** start of Data lines **

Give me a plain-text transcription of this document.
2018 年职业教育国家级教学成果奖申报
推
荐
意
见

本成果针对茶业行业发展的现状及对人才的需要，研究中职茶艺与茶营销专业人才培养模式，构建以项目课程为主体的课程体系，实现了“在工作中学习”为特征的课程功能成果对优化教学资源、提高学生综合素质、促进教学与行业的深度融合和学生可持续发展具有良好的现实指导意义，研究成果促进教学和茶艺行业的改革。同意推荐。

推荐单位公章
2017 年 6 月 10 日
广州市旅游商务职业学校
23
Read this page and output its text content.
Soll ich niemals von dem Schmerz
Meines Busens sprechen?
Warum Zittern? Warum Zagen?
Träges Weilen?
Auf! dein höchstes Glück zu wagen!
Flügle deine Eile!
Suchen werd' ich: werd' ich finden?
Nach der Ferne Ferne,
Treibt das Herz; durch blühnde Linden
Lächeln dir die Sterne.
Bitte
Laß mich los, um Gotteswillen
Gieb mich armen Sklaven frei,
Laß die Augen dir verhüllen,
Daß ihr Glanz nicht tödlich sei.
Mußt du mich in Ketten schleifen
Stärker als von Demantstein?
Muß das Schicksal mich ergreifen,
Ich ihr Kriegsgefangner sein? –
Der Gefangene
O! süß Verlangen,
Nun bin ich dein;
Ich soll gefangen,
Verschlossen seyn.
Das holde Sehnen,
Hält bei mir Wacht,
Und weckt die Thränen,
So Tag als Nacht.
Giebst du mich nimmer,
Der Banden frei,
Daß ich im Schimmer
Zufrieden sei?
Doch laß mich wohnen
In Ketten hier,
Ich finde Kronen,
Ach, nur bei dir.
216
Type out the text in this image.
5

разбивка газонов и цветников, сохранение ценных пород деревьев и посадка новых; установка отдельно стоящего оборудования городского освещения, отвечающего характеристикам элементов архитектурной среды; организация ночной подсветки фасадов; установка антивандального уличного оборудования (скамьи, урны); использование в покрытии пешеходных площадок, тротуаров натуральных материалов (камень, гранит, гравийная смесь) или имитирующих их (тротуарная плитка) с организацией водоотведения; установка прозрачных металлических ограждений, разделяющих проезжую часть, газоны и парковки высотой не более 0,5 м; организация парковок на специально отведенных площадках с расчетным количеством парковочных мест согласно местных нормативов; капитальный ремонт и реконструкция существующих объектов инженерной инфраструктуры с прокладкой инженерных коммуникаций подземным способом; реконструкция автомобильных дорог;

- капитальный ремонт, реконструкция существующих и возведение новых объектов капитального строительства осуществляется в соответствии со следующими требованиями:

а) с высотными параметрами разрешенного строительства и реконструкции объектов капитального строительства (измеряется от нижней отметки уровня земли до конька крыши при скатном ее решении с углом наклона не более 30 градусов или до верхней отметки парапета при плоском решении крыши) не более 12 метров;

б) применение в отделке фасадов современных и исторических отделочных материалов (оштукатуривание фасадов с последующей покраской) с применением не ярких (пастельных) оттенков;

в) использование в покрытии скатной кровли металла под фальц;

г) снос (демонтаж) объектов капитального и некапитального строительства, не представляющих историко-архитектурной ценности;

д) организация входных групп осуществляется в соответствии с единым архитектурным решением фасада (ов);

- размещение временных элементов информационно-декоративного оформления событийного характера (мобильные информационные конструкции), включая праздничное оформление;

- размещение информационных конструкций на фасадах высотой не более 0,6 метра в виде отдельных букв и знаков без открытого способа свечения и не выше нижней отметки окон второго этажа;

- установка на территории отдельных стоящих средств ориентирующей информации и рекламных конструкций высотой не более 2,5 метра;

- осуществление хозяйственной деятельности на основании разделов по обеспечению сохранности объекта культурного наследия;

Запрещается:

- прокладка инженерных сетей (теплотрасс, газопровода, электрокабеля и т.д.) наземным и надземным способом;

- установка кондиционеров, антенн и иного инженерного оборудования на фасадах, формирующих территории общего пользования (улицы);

** end of Data lines **

◆ The request: From the records above, copy every line that holds the word "осуществляется".

◆ Written response:
- капитальный ремонт, реконструкция существующих и возведение новых объектов капитального строительства осуществляется в соответствии со следующими требованиями:
д) организация входных групп осуществляется в соответствии с единым архитектурным решением фасада (ов);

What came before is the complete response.